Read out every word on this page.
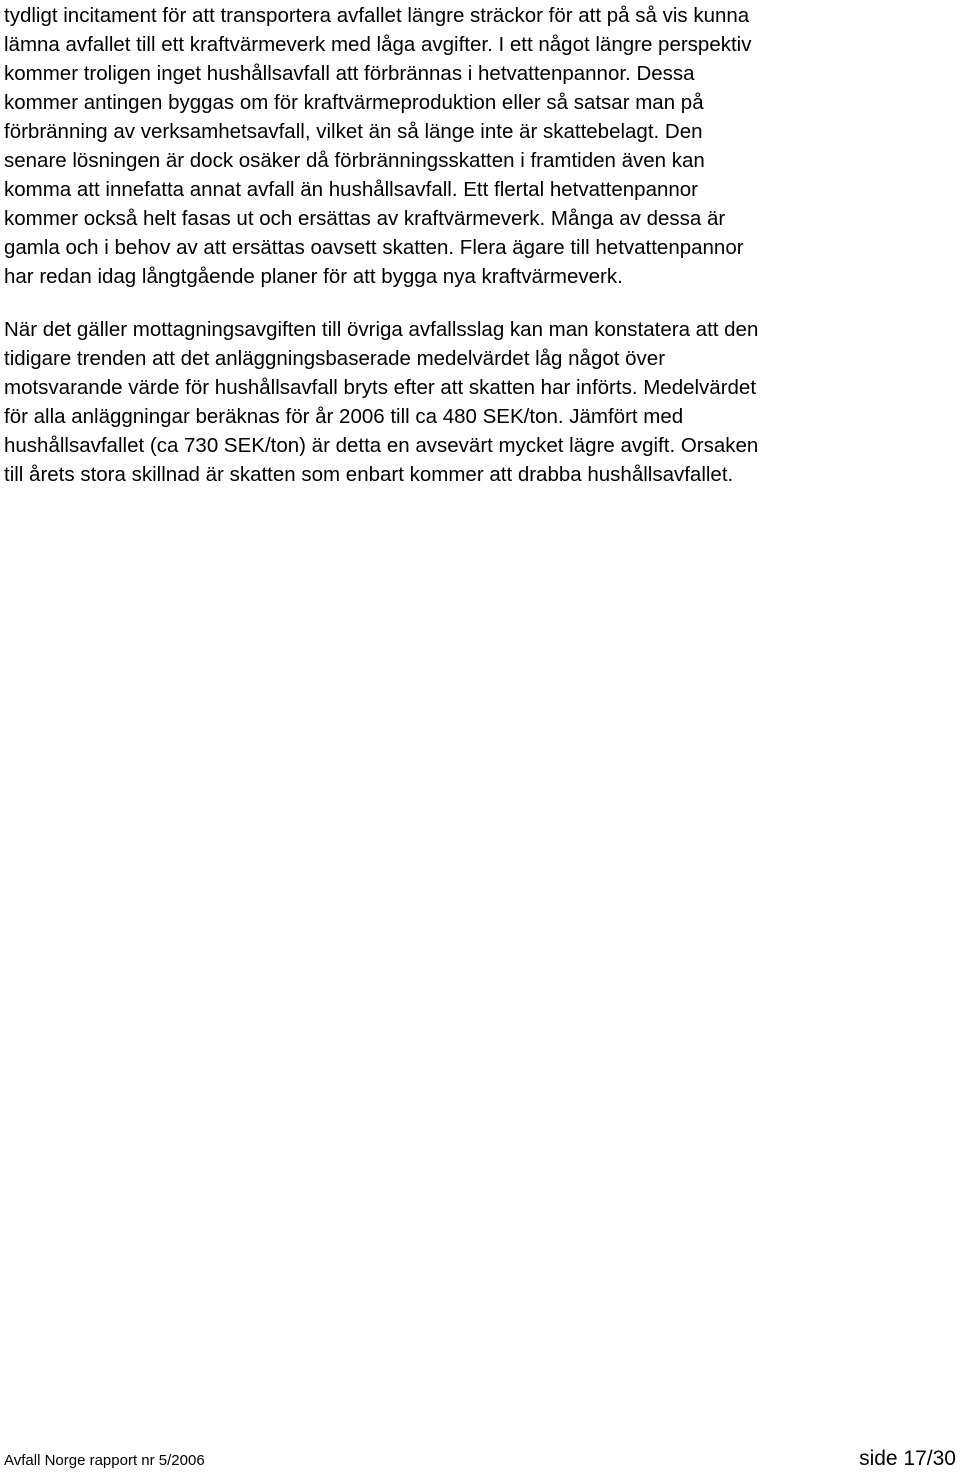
tydligt incitament för att transportera avfallet längre sträckor för att på så vis kunna
lämna avfallet till ett kraftvärmeverk med låga avgifter. I ett något längre perspektiv
kommer troligen inget hushållsavfall att förbrännas i hetvattenpannor. Dessa
kommer antingen byggas om för kraftvärmeproduktion eller så satsar man på
förbränning av verksamhetsavfall, vilket än så länge inte är skattebelagt. Den
senare lösningen är dock osäker då förbränningsskatten i framtiden även kan
komma att innefatta annat avfall än hushållsavfall. Ett flertal hetvattenpannor
kommer också helt fasas ut och ersättas av kraftvärmeverk. Många av dessa är
gamla och i behov av att ersättas oavsett skatten. Flera ägare till hetvattenpannor
har redan idag långtgående planer för att bygga nya kraftvärmeverk.

När det gäller mottagningsavgiften till övriga avfallsslag kan man konstatera att den
tidigare trenden att det anläggningsbaserade medelvärdet låg något över
motsvarande värde för hushållsavfall bryts efter att skatten har införts. Medelvärdet
för alla anläggningar beräknas för år 2006 till ca 480 SEK/ton. Jämfört med
hushållsavfallet (ca 730 SEK/ton) är detta en avsevärt mycket lägre avgift. Orsaken
till årets stora skillnad är skatten som enbart kommer att drabba hushållsavfallet.

Avfall Norge rapport nr 5/2006	side 17/30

TASK DESCRIPTION:
Copy the entries above faithfully and omit every image.

THE SOLUTION:
Read out every word on this page.
tydligt incitament för att transportera avfallet längre sträckor för att på så vis kunna
lämna avfallet till ett kraftvärmeverk med låga avgifter. I ett något längre perspektiv
kommer troligen inget hushållsavfall att förbrännas i hetvattenpannor. Dessa
kommer antingen byggas om för kraftvärmeproduktion eller så satsar man på
förbränning av verksamhetsavfall, vilket än så länge inte är skattebelagt. Den
senare lösningen är dock osäker då förbränningsskatten i framtiden även kan
komma att innefatta annat avfall än hushållsavfall. Ett flertal hetvattenpannor
kommer också helt fasas ut och ersättas av kraftvärmeverk. Många av dessa är
gamla och i behov av att ersättas oavsett skatten. Flera ägare till hetvattenpannor
har redan idag långtgående planer för att bygga nya kraftvärmeverk.

När det gäller mottagningsavgiften till övriga avfallsslag kan man konstatera att den
tidigare trenden att det anläggningsbaserade medelvärdet låg något över
motsvarande värde för hushållsavfall bryts efter att skatten har införts. Medelvärdet
för alla anläggningar beräknas för år 2006 till ca 480 SEK/ton. Jämfört med
hushållsavfallet (ca 730 SEK/ton) är detta en avsevärt mycket lägre avgift. Orsaken
till årets stora skillnad är skatten som enbart kommer att drabba hushållsavfallet.

Avfall Norge rapport nr 5/2006	side 17/30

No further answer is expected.